* _What needs to be done_
Retype everything from the line containing "tab-ipa-server[interactable]: IPA Server" down to the line containing "left-border [8,93,23,501]", both of those lines included, and nothing else.
* START *
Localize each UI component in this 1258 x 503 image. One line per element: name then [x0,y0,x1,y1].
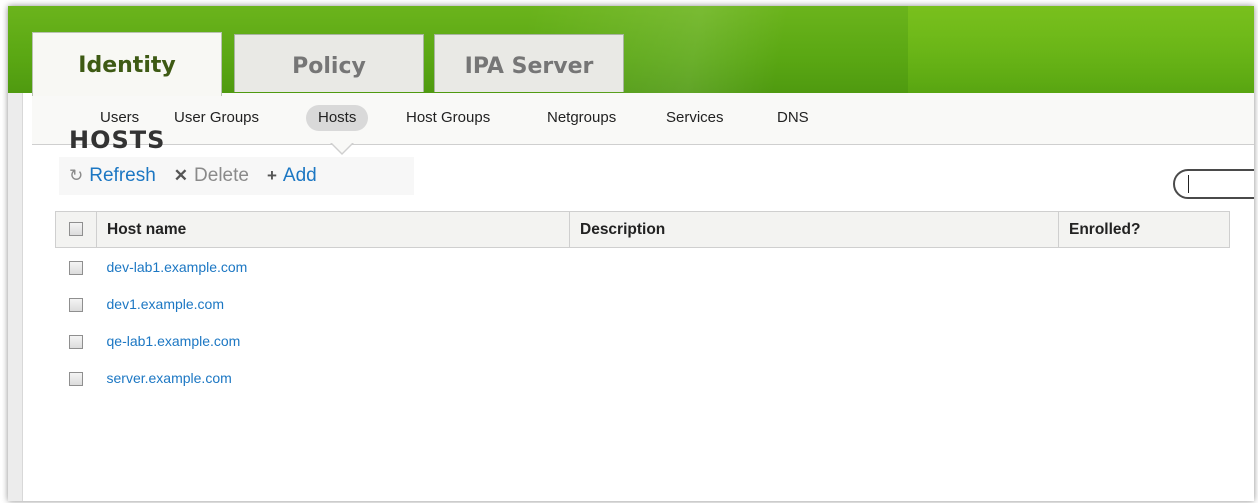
tab-ipa-server[interactable]: IPA Server [434,34,624,92]
header-bar: Identity Policy IPA Server [8,6,1254,96]
subnav-dns[interactable]: DNS [765,105,821,131]
enrolled-cell [1059,359,1230,396]
tab-identity[interactable]: Identity [32,32,222,96]
host-link[interactable]: dev1.example.com [107,296,225,312]
row-checkbox[interactable] [69,260,83,275]
subnav-host-groups[interactable]: Host Groups [394,105,502,131]
left-border [8,93,23,501]
host-link[interactable]: server.example.com [107,370,232,386]
sub-navigation: Users User Groups Hosts Host Groups Netg… [32,93,1254,145]
x-icon: ✕ [173,166,189,185]
host-link[interactable]: dev-lab1.example.com [107,259,248,275]
delete-label: Delete [194,165,249,186]
tab-label: Policy [292,54,366,79]
row-checkbox-cell [56,359,97,396]
column-header-enrolled[interactable]: Enrolled? [1058,211,1230,248]
column-header-host-name[interactable]: Host name [96,211,570,248]
enrolled-cell [1059,285,1230,322]
table-row: dev1.example.com [56,285,1230,322]
enrolled-cell [1059,322,1230,359]
refresh-icon: ↻ [69,166,84,185]
select-all-checkbox[interactable] [69,222,83,237]
subnav-netgroups[interactable]: Netgroups [535,105,628,131]
page-title: HOSTS [69,126,166,154]
row-checkbox-cell [56,285,97,322]
table-row: server.example.com [56,359,1230,396]
subnav-services[interactable]: Services [654,105,736,131]
refresh-button[interactable]: ↻ Refresh [69,165,156,187]
host-link[interactable]: qe-lab1.example.com [107,333,241,349]
table-header-row: Host name Description Enrolled? [55,211,1230,248]
add-button[interactable]: + Add [267,165,317,187]
table-row: dev-lab1.example.com [56,248,1230,286]
app-window: Identity Policy IPA Server Users User Gr… [8,6,1254,501]
row-checkbox[interactable] [69,297,83,312]
description-cell [570,359,1059,396]
hosts-table: Host name Description Enrolled? dev-lab1… [55,211,1230,396]
text-cursor [1188,175,1189,193]
plus-icon: + [266,166,277,185]
subnav-user-groups[interactable]: User Groups [162,105,271,131]
row-checkbox-cell [56,322,97,359]
add-label: Add [282,165,317,186]
enrolled-cell [1059,248,1230,286]
row-checkbox[interactable] [69,371,83,386]
tab-label: IPA Server [464,54,594,79]
subnav-hosts[interactable]: Hosts [306,105,369,131]
column-header-description[interactable]: Description [569,211,1059,248]
tab-label: Identity [78,53,176,78]
delete-button[interactable]: ✕ Delete [174,165,249,187]
active-caret [330,142,354,155]
search-input[interactable] [1173,169,1254,199]
description-cell [570,285,1059,322]
refresh-label: Refresh [89,165,156,186]
description-cell [570,322,1059,359]
table-row: qe-lab1.example.com [56,322,1230,359]
tab-policy[interactable]: Policy [234,34,424,92]
select-all-cell [55,211,97,248]
action-bar: ↻ Refresh ✕ Delete + Add [59,157,414,195]
row-checkbox-cell [56,248,97,286]
description-cell [570,248,1059,286]
row-checkbox[interactable] [69,334,83,349]
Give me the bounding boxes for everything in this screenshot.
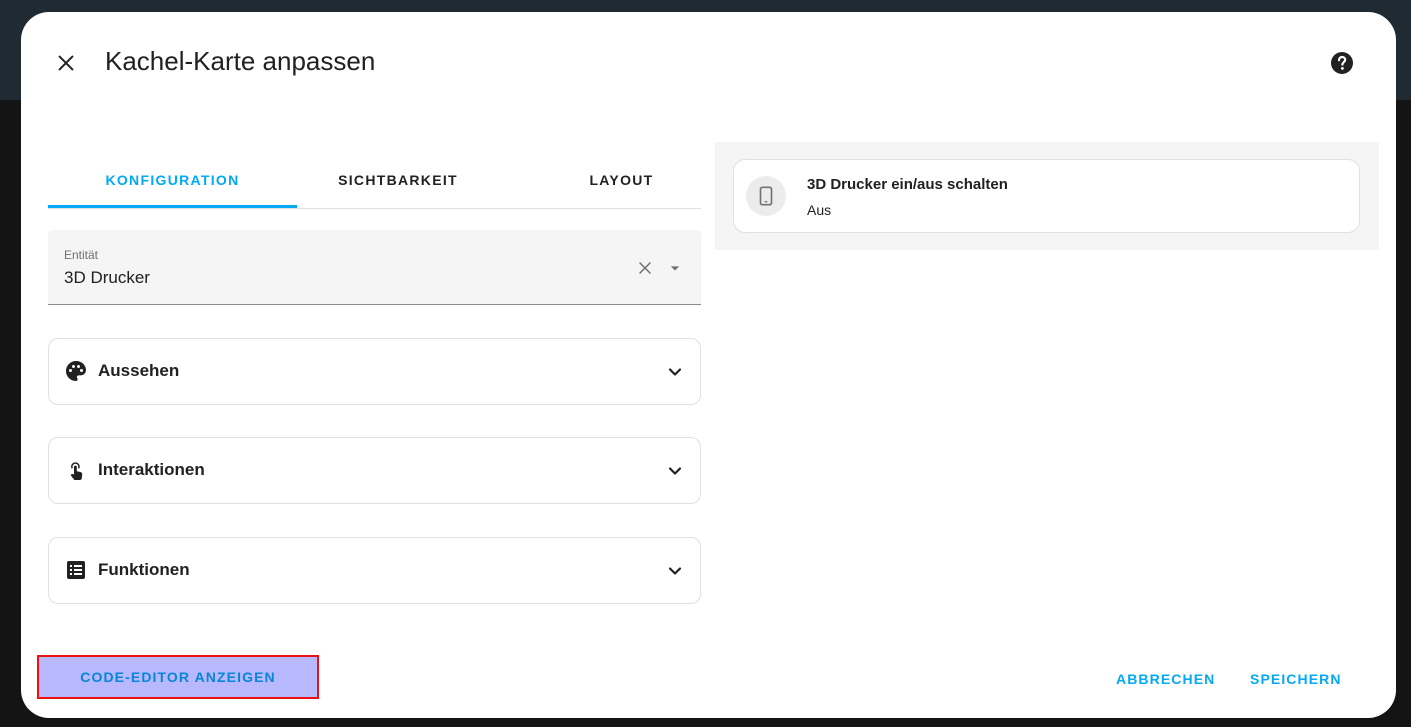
gesture-tap-icon [70, 462, 83, 480]
panel-interaktionen-label: Interaktionen [98, 460, 205, 479]
card-preview: 3D Drucker ein/aus schalten Aus [715, 142, 1379, 250]
panel-funktionen-label: Funktionen [98, 560, 190, 579]
clear-icon[interactable] [635, 258, 655, 278]
chevron-down-icon [668, 467, 682, 475]
chevron-down-icon [668, 567, 682, 575]
panel-funktionen[interactable]: Funktionen [48, 537, 701, 604]
cancel-button[interactable]: ABBRECHEN [1116, 671, 1215, 687]
chevron-down-icon [668, 368, 682, 376]
entity-field-label: Entität [64, 248, 99, 262]
tab-sichtbarkeit[interactable]: SICHTBARKEIT [297, 152, 499, 208]
code-editor-button[interactable]: CODE-EDITOR ANZEIGEN [37, 655, 319, 699]
tile-card[interactable]: 3D Drucker ein/aus schalten Aus [733, 159, 1360, 233]
list-box-icon [67, 561, 85, 579]
entity-picker[interactable]: Entität 3D Drucker [48, 230, 701, 305]
tab-konfiguration[interactable]: KONFIGURATION [48, 152, 297, 208]
entity-field-value[interactable]: 3D Drucker [64, 268, 150, 288]
help-icon [1331, 52, 1353, 74]
active-tab-indicator [48, 205, 297, 208]
close-button[interactable] [51, 48, 81, 78]
help-button[interactable] [1330, 51, 1354, 75]
close-icon [58, 55, 74, 71]
panel-aussehen[interactable]: Aussehen [48, 338, 701, 405]
palette-icon [66, 361, 86, 381]
panel-aussehen-label: Aussehen [98, 361, 180, 380]
tab-bar: KONFIGURATION SICHTBARKEIT LAYOUT [48, 152, 701, 209]
dialog-title: Kachel-Karte anpassen [105, 46, 376, 76]
tile-name: 3D Drucker ein/aus schalten [807, 176, 1008, 193]
tab-layout[interactable]: LAYOUT [542, 152, 701, 208]
tablet-icon [759, 186, 773, 206]
save-button[interactable]: SPEICHERN [1250, 671, 1342, 687]
tile-state: Aus [807, 202, 832, 218]
edit-card-dialog: Kachel-Karte anpassen KONFIGURATION SICH… [21, 12, 1396, 718]
dropdown-arrow-icon[interactable] [665, 258, 685, 278]
panel-interaktionen[interactable]: Interaktionen [48, 437, 701, 504]
tile-icon-container[interactable] [746, 176, 786, 216]
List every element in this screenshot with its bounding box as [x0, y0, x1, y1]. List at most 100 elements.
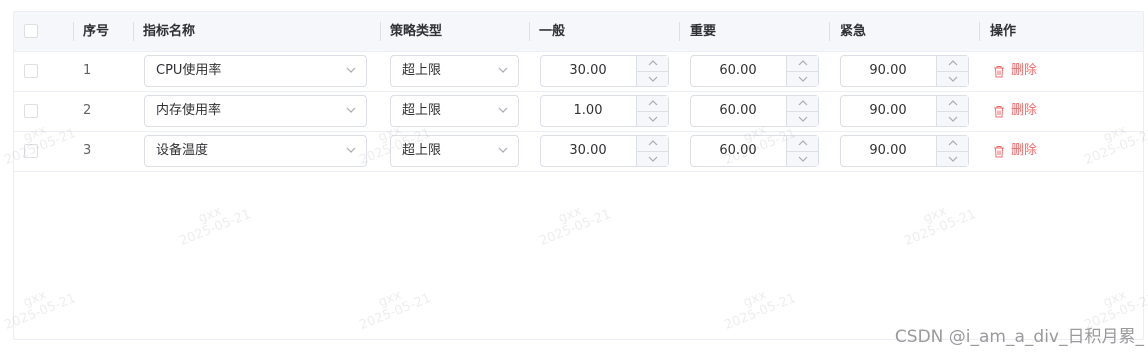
column-divider	[829, 22, 830, 41]
column-divider	[679, 22, 680, 41]
normal-threshold-input[interactable]: 1.00	[540, 95, 669, 127]
stepper-controls	[786, 136, 818, 166]
metrics-table: 序号 指标名称 策略类型 一般 重要 紧急 操作 1 CPU使用率 超上限 30…	[13, 11, 1144, 340]
strategy-select-value: 超上限	[402, 103, 442, 118]
strategy-select-value: 超上限	[402, 143, 442, 158]
stepper-controls	[636, 96, 668, 126]
decrease-button[interactable]	[787, 111, 818, 126]
increase-button[interactable]	[787, 136, 818, 152]
important-threshold-input[interactable]: 60.00	[690, 55, 819, 87]
important-threshold-input[interactable]: 60.00	[690, 135, 819, 167]
strategy-select[interactable]: 超上限	[390, 95, 519, 127]
chevron-down-icon	[798, 156, 808, 162]
increase-button[interactable]	[937, 136, 968, 152]
stepper-controls	[786, 96, 818, 126]
header-urgent: 紧急	[840, 24, 867, 39]
header-action: 操作	[990, 24, 1017, 39]
table-row: 1 CPU使用率 超上限 30.00 60.00 90.00 删除	[14, 51, 1143, 92]
normal-threshold-input[interactable]: 30.00	[540, 55, 669, 87]
metric-select[interactable]: 内存使用率	[144, 95, 367, 127]
row-checkbox[interactable]	[24, 64, 38, 78]
delete-label: 删除	[1011, 103, 1038, 118]
chevron-down-icon	[948, 116, 958, 122]
normal-threshold-value: 30.00	[569, 63, 607, 78]
important-threshold-value: 60.00	[719, 103, 757, 118]
chevron-down-icon	[346, 67, 356, 73]
chevron-down-icon	[346, 107, 356, 113]
stepper-controls	[636, 56, 668, 86]
chevron-up-icon	[798, 60, 808, 66]
row-checkbox[interactable]	[24, 144, 38, 158]
chevron-down-icon	[798, 116, 808, 122]
stepper-controls	[786, 56, 818, 86]
delete-button[interactable]: 删除	[993, 91, 1037, 131]
column-divider	[529, 22, 530, 41]
chevron-down-icon	[498, 107, 508, 113]
chevron-down-icon	[346, 147, 356, 153]
decrease-button[interactable]	[637, 151, 668, 166]
chevron-up-icon	[798, 140, 808, 146]
table-row: 2 内存使用率 超上限 1.00 60.00 90.00 删除	[14, 91, 1143, 132]
row-index: 1	[83, 63, 92, 78]
strategy-select[interactable]: 超上限	[390, 135, 519, 167]
chevron-up-icon	[948, 60, 958, 66]
chevron-up-icon	[948, 140, 958, 146]
decrease-button[interactable]	[637, 71, 668, 86]
header-index: 序号	[83, 24, 110, 39]
important-threshold-input[interactable]: 60.00	[690, 95, 819, 127]
increase-button[interactable]	[637, 136, 668, 152]
header-metric-name: 指标名称	[143, 24, 196, 39]
increase-button[interactable]	[937, 96, 968, 112]
stepper-controls	[936, 56, 968, 86]
trash-icon	[994, 66, 1004, 78]
delete-label: 删除	[1011, 63, 1038, 78]
increase-button[interactable]	[637, 56, 668, 72]
chevron-down-icon	[948, 76, 958, 82]
normal-threshold-value: 30.00	[569, 143, 607, 158]
delete-button[interactable]: 删除	[993, 51, 1037, 91]
chevron-down-icon	[498, 147, 508, 153]
increase-button[interactable]	[787, 56, 818, 72]
table-header: 序号 指标名称 策略类型 一般 重要 紧急 操作	[14, 12, 1143, 52]
urgent-threshold-input[interactable]: 90.00	[840, 95, 969, 127]
decrease-button[interactable]	[937, 151, 968, 166]
column-divider	[979, 22, 980, 41]
decrease-button[interactable]	[787, 71, 818, 86]
strategy-select-value: 超上限	[402, 63, 442, 78]
important-threshold-value: 60.00	[719, 143, 757, 158]
column-divider	[380, 22, 381, 41]
trash-icon	[994, 146, 1004, 158]
chevron-down-icon	[648, 76, 658, 82]
increase-button[interactable]	[637, 96, 668, 112]
decrease-button[interactable]	[787, 151, 818, 166]
strategy-select[interactable]: 超上限	[390, 55, 519, 87]
table-row: 3 设备温度 超上限 30.00 60.00 90.00 删除	[14, 131, 1143, 172]
increase-button[interactable]	[937, 56, 968, 72]
header-normal: 一般	[539, 24, 566, 39]
decrease-button[interactable]	[937, 71, 968, 86]
select-all-checkbox[interactable]	[24, 24, 38, 38]
delete-button[interactable]: 删除	[993, 131, 1037, 171]
normal-threshold-value: 1.00	[573, 103, 603, 118]
chevron-up-icon	[648, 60, 658, 66]
chevron-up-icon	[798, 100, 808, 106]
header-strategy-type: 策略类型	[390, 24, 443, 39]
row-checkbox[interactable]	[24, 104, 38, 118]
urgent-threshold-value: 90.00	[869, 143, 907, 158]
stepper-controls	[636, 136, 668, 166]
metric-select[interactable]: CPU使用率	[144, 55, 367, 87]
metric-select[interactable]: 设备温度	[144, 135, 367, 167]
important-threshold-value: 60.00	[719, 63, 757, 78]
stepper-controls	[936, 136, 968, 166]
chevron-down-icon	[948, 156, 958, 162]
urgent-threshold-input[interactable]: 90.00	[840, 55, 969, 87]
decrease-button[interactable]	[937, 111, 968, 126]
header-important: 重要	[690, 24, 717, 39]
chevron-up-icon	[648, 100, 658, 106]
chevron-up-icon	[948, 100, 958, 106]
increase-button[interactable]	[787, 96, 818, 112]
decrease-button[interactable]	[637, 111, 668, 126]
column-divider	[73, 22, 74, 41]
normal-threshold-input[interactable]: 30.00	[540, 135, 669, 167]
urgent-threshold-input[interactable]: 90.00	[840, 135, 969, 167]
* END *
* _Answer_
tab-ipa-server[interactable]: IPA Server [434,34,624,92]
header-bar: Identity Policy IPA Server [8,6,1254,96]
subnav-dns[interactable]: DNS [765,105,821,131]
enrolled-cell [1059,359,1230,396]
tab-identity[interactable]: Identity [32,32,222,96]
host-link[interactable]: dev1.example.com [107,296,225,312]
row-checkbox[interactable] [69,260,83,275]
subnav-host-groups[interactable]: Host Groups [394,105,502,131]
left-border [8,93,23,501]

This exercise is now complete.